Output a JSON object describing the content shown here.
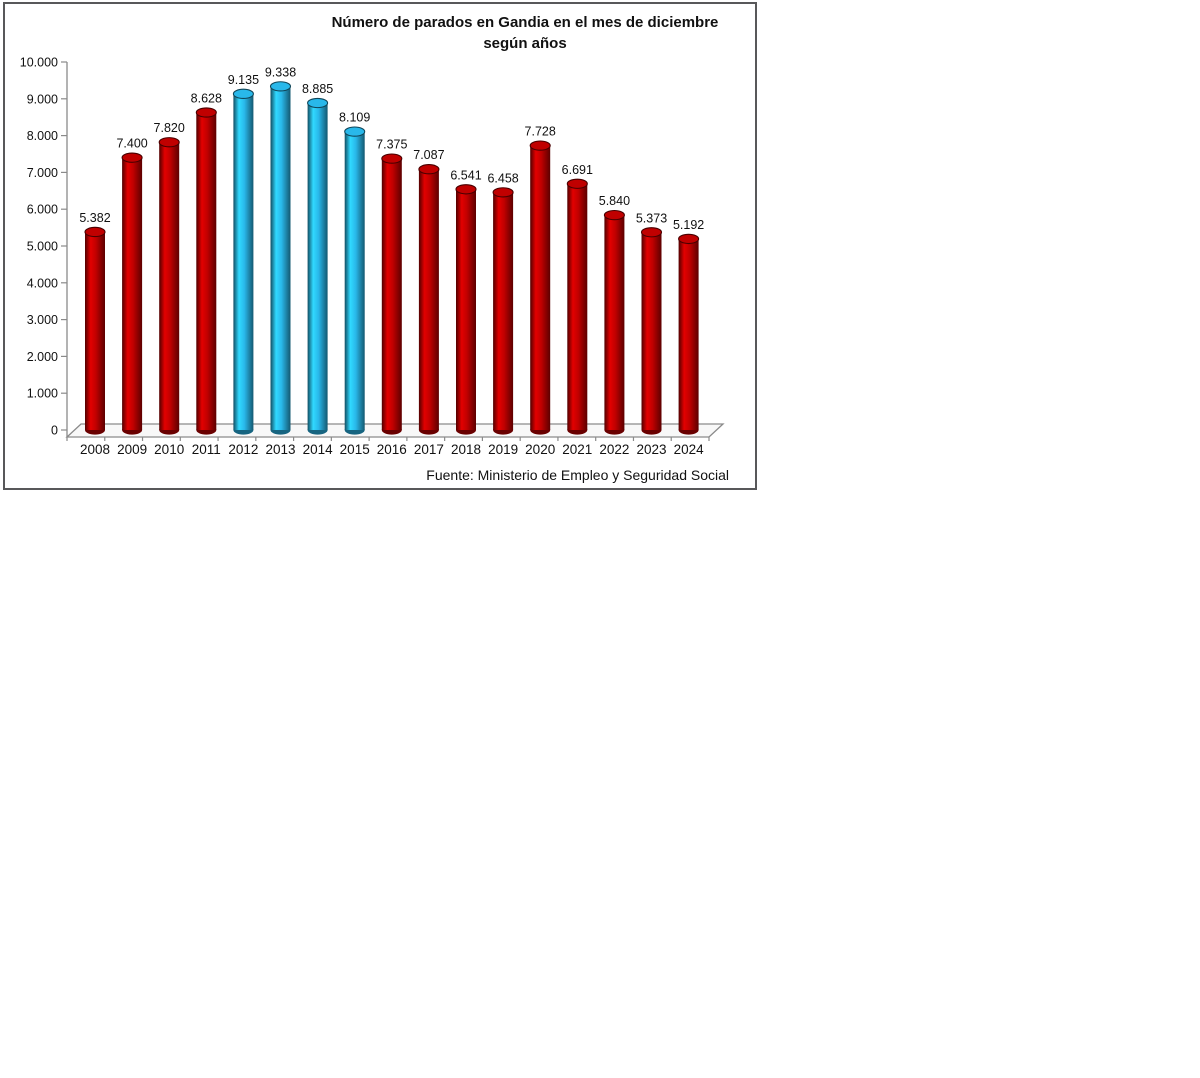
{
  "chart_data": {
    "type": "bar",
    "style": "3d-cylinder",
    "title": "Número de parados en Gandia en el mes de diciembre según años",
    "title_lines": [
      "Número de parados en Gandia en el mes de diciembre",
      "según años"
    ],
    "source": "Fuente: Ministerio de Empleo y Seguridad Social",
    "categories": [
      "2008",
      "2009",
      "2010",
      "2011",
      "2012",
      "2013",
      "2014",
      "2015",
      "2016",
      "2017",
      "2018",
      "2019",
      "2020",
      "2021",
      "2022",
      "2023",
      "2024"
    ],
    "values": [
      5382,
      7400,
      7820,
      8628,
      9135,
      9338,
      8885,
      8109,
      7375,
      7087,
      6541,
      6458,
      7728,
      6691,
      5840,
      5373,
      5192
    ],
    "value_labels": [
      "5.382",
      "7.400",
      "7.820",
      "8.628",
      "9.135",
      "9.338",
      "8.885",
      "8.109",
      "7.375",
      "7.087",
      "6.541",
      "6.458",
      "7.728",
      "6.691",
      "5.840",
      "5.373",
      "5.192"
    ],
    "highlight_categories": [
      "2012",
      "2013",
      "2014",
      "2015"
    ],
    "colors": {
      "bar_default": "#C00000",
      "bar_highlight": "#29B8EA",
      "axis": "#8a8a8a",
      "text": "#111111",
      "floor_fill": "#f8f8f8"
    },
    "y_axis": {
      "min": 0,
      "max": 10000,
      "step": 1000,
      "tick_labels": [
        "0",
        "1.000",
        "2.000",
        "3.000",
        "4.000",
        "5.000",
        "6.000",
        "7.000",
        "8.000",
        "9.000",
        "10.000"
      ]
    },
    "grid": false,
    "legend": null
  }
}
==*==
Only lines with the word "años" are wanted, so copy each one from the records.

Exercise answer –
    "title": "Número de parados en Gandia en el mes de diciembre según años",
      "según años"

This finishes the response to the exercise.